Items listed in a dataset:
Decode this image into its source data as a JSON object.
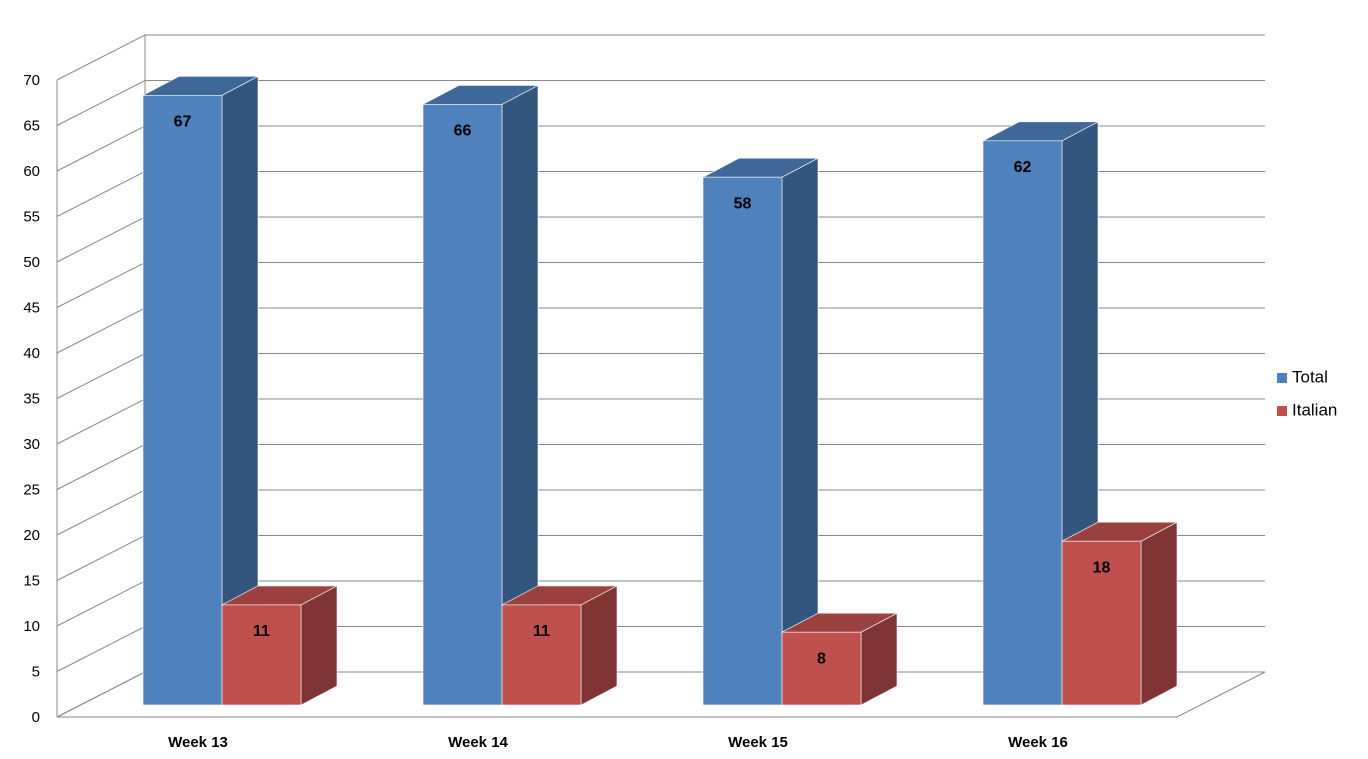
{
  "chart_data": {
    "type": "bar3d",
    "categories": [
      "Week 13",
      "Week 14",
      "Week 15",
      "Week 16"
    ],
    "series": [
      {
        "name": "Total",
        "color": "#4f81bd",
        "values": [
          67,
          66,
          58,
          62
        ]
      },
      {
        "name": "Italian",
        "color": "#c0504d",
        "values": [
          11,
          11,
          8,
          18
        ]
      }
    ],
    "ylim": [
      0,
      70
    ],
    "yticks": [
      0,
      5,
      10,
      15,
      20,
      25,
      30,
      35,
      40,
      45,
      50,
      55,
      60,
      65,
      70
    ],
    "grid": true,
    "legend": "right"
  }
}
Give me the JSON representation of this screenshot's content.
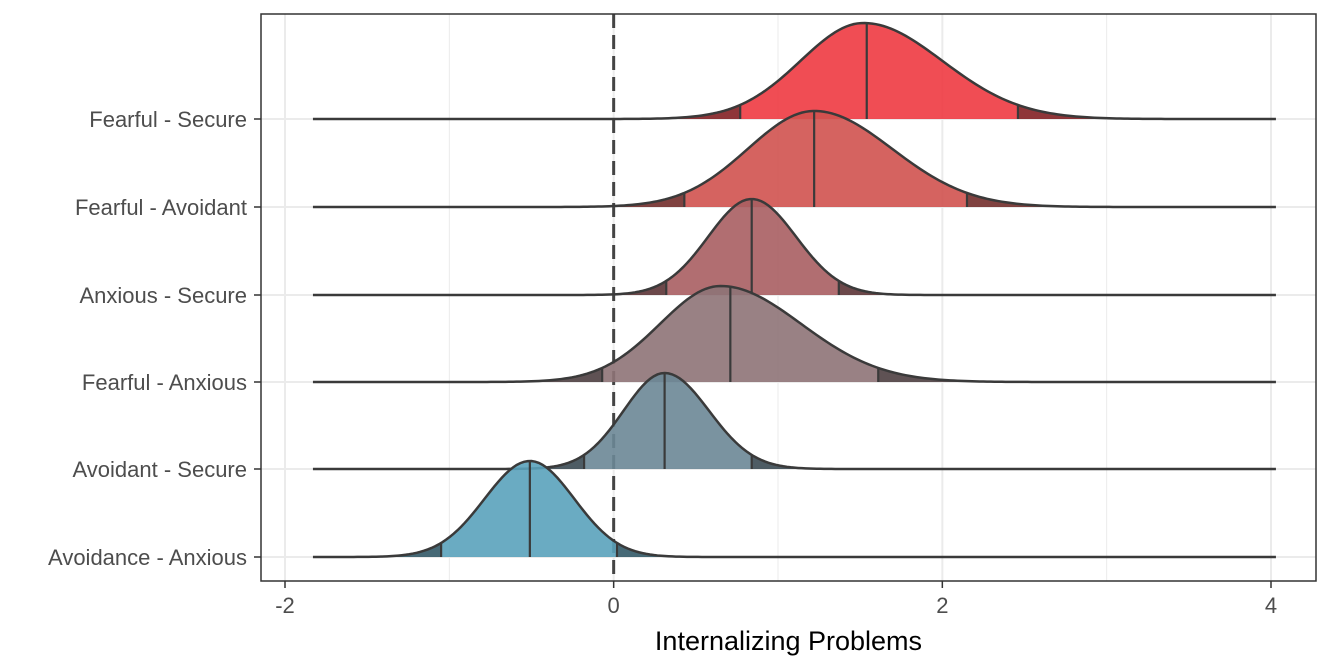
{
  "chart_data": {
    "type": "ridgeline",
    "title": "",
    "xlabel": "Internalizing Problems",
    "ylabel": "",
    "xlim": [
      -2.05,
      4.15
    ],
    "x_ticks": [
      -2,
      0,
      2,
      4
    ],
    "x_tick_labels": [
      "-2",
      "0",
      "2",
      "4"
    ],
    "reference_line_x": 0,
    "reference_line_style": "dashed",
    "grid": true,
    "categories": [
      "Fearful - Secure",
      "Fearful - Avoidant",
      "Anxious - Secure",
      "Fearful - Anxious",
      "Avoidant - Secure",
      "Avoidance - Anxious"
    ],
    "series": [
      {
        "name": "Fearful - Secure",
        "median": 1.54,
        "lower_95": 0.77,
        "upper_95": 2.46,
        "peak_x": 1.52,
        "color": "#ee3a41"
      },
      {
        "name": "Fearful - Avoidant",
        "median": 1.22,
        "lower_95": 0.43,
        "upper_95": 2.15,
        "peak_x": 1.22,
        "color": "#d0524f"
      },
      {
        "name": "Anxious - Secure",
        "median": 0.84,
        "lower_95": 0.32,
        "upper_95": 1.37,
        "peak_x": 0.84,
        "color": "#a85e62"
      },
      {
        "name": "Fearful - Anxious",
        "median": 0.71,
        "lower_95": -0.07,
        "upper_95": 1.61,
        "peak_x": 0.65,
        "color": "#8e7377"
      },
      {
        "name": "Avoidant - Secure",
        "median": 0.31,
        "lower_95": -0.18,
        "upper_95": 0.84,
        "peak_x": 0.31,
        "color": "#6c8796"
      },
      {
        "name": "Avoidance - Anxious",
        "median": -0.51,
        "lower_95": -1.05,
        "upper_95": 0.02,
        "peak_x": -0.51,
        "color": "#5aa2bb"
      }
    ]
  }
}
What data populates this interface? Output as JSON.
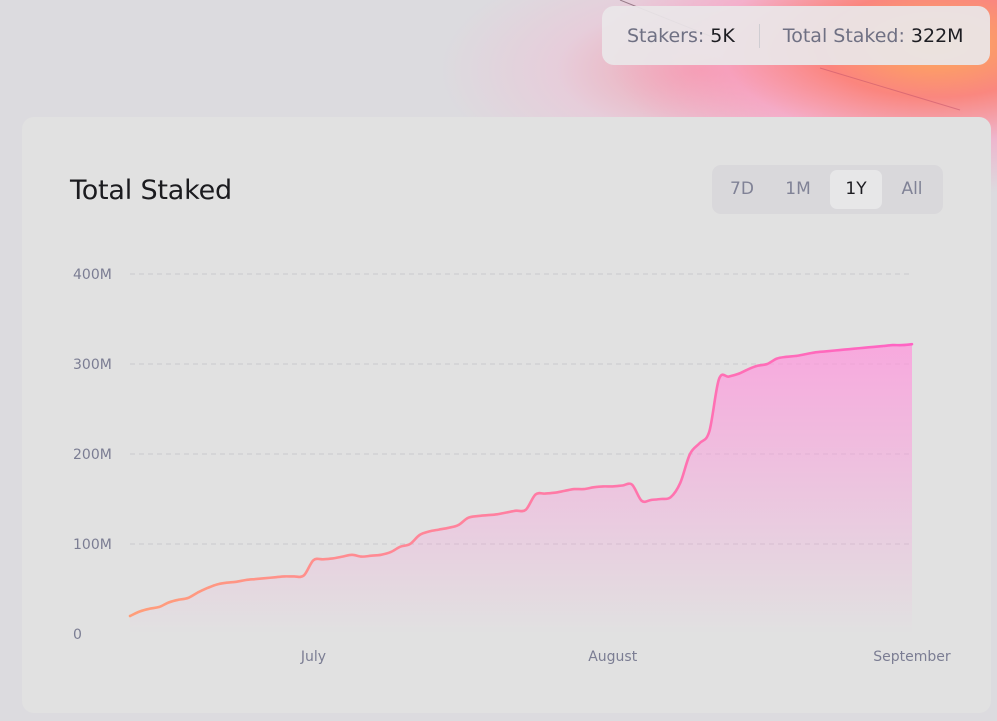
{
  "stats": {
    "stakers_label": "Stakers:",
    "stakers_value": "5K",
    "total_label": "Total Staked:",
    "total_value": "322M"
  },
  "card": {
    "title": "Total Staked"
  },
  "range_tabs": [
    {
      "label": "7D",
      "active": false
    },
    {
      "label": "1M",
      "active": false
    },
    {
      "label": "1Y",
      "active": true
    },
    {
      "label": "All",
      "active": false
    }
  ],
  "colors": {
    "line_start": "#ff9e7a",
    "line_end": "#ff63c4",
    "area": "#ff96dc",
    "grid": "#c9c9cd"
  },
  "chart_data": {
    "type": "area",
    "title": "Total Staked",
    "xlabel": "",
    "ylabel": "",
    "y_ticks": [
      {
        "value": 0,
        "label": "0"
      },
      {
        "value": 100,
        "label": "100M"
      },
      {
        "value": 200,
        "label": "200M"
      },
      {
        "value": 300,
        "label": "300M"
      },
      {
        "value": 400,
        "label": "400M"
      }
    ],
    "ylim": [
      0,
      400
    ],
    "y_unit": "M",
    "x_ticks": [
      {
        "date": "2023-07-01",
        "label": "July"
      },
      {
        "date": "2023-08-01",
        "label": "August"
      },
      {
        "date": "2023-09-01",
        "label": "September"
      }
    ],
    "xlim": [
      "2023-06-12",
      "2023-09-01"
    ],
    "grid": "horizontal dashed",
    "legend": "none",
    "series": [
      {
        "points": [
          [
            "2023-06-12",
            20
          ],
          [
            "2023-06-13",
            25
          ],
          [
            "2023-06-14",
            28
          ],
          [
            "2023-06-15",
            30
          ],
          [
            "2023-06-16",
            35
          ],
          [
            "2023-06-17",
            38
          ],
          [
            "2023-06-18",
            40
          ],
          [
            "2023-06-19",
            46
          ],
          [
            "2023-06-20",
            51
          ],
          [
            "2023-06-21",
            55
          ],
          [
            "2023-06-22",
            57
          ],
          [
            "2023-06-23",
            58
          ],
          [
            "2023-06-24",
            60
          ],
          [
            "2023-06-25",
            61
          ],
          [
            "2023-06-26",
            62
          ],
          [
            "2023-06-27",
            63
          ],
          [
            "2023-06-28",
            64
          ],
          [
            "2023-06-29",
            64
          ],
          [
            "2023-06-30",
            65
          ],
          [
            "2023-07-01",
            82
          ],
          [
            "2023-07-02",
            83
          ],
          [
            "2023-07-03",
            84
          ],
          [
            "2023-07-04",
            86
          ],
          [
            "2023-07-05",
            88
          ],
          [
            "2023-07-06",
            86
          ],
          [
            "2023-07-07",
            87
          ],
          [
            "2023-07-08",
            88
          ],
          [
            "2023-07-09",
            91
          ],
          [
            "2023-07-10",
            97
          ],
          [
            "2023-07-11",
            100
          ],
          [
            "2023-07-12",
            110
          ],
          [
            "2023-07-13",
            114
          ],
          [
            "2023-07-14",
            116
          ],
          [
            "2023-07-15",
            118
          ],
          [
            "2023-07-16",
            121
          ],
          [
            "2023-07-17",
            129
          ],
          [
            "2023-07-18",
            131
          ],
          [
            "2023-07-19",
            132
          ],
          [
            "2023-07-20",
            133
          ],
          [
            "2023-07-21",
            135
          ],
          [
            "2023-07-22",
            137
          ],
          [
            "2023-07-23",
            138
          ],
          [
            "2023-07-24",
            155
          ],
          [
            "2023-07-25",
            156
          ],
          [
            "2023-07-26",
            157
          ],
          [
            "2023-07-27",
            159
          ],
          [
            "2023-07-28",
            161
          ],
          [
            "2023-07-29",
            161
          ],
          [
            "2023-07-30",
            163
          ],
          [
            "2023-07-31",
            164
          ],
          [
            "2023-08-01",
            164
          ],
          [
            "2023-08-02",
            165
          ],
          [
            "2023-08-03",
            166
          ],
          [
            "2023-08-04",
            148
          ],
          [
            "2023-08-05",
            149
          ],
          [
            "2023-08-06",
            150
          ],
          [
            "2023-08-07",
            152
          ],
          [
            "2023-08-08",
            168
          ],
          [
            "2023-08-09",
            200
          ],
          [
            "2023-08-10",
            212
          ],
          [
            "2023-08-11",
            225
          ],
          [
            "2023-08-12",
            283
          ],
          [
            "2023-08-13",
            286
          ],
          [
            "2023-08-14",
            289
          ],
          [
            "2023-08-15",
            294
          ],
          [
            "2023-08-16",
            298
          ],
          [
            "2023-08-17",
            300
          ],
          [
            "2023-08-18",
            306
          ],
          [
            "2023-08-19",
            308
          ],
          [
            "2023-08-20",
            309
          ],
          [
            "2023-08-21",
            311
          ],
          [
            "2023-08-22",
            313
          ],
          [
            "2023-08-23",
            314
          ],
          [
            "2023-08-24",
            315
          ],
          [
            "2023-08-25",
            316
          ],
          [
            "2023-08-26",
            317
          ],
          [
            "2023-08-27",
            318
          ],
          [
            "2023-08-28",
            319
          ],
          [
            "2023-08-29",
            320
          ],
          [
            "2023-08-30",
            321
          ],
          [
            "2023-08-31",
            321
          ],
          [
            "2023-09-01",
            322
          ]
        ]
      }
    ]
  }
}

▶ Task brief
Identify the lines in the records above that contain the word "name", then state how many there are and nothing more.

▶ Solution to the problem
8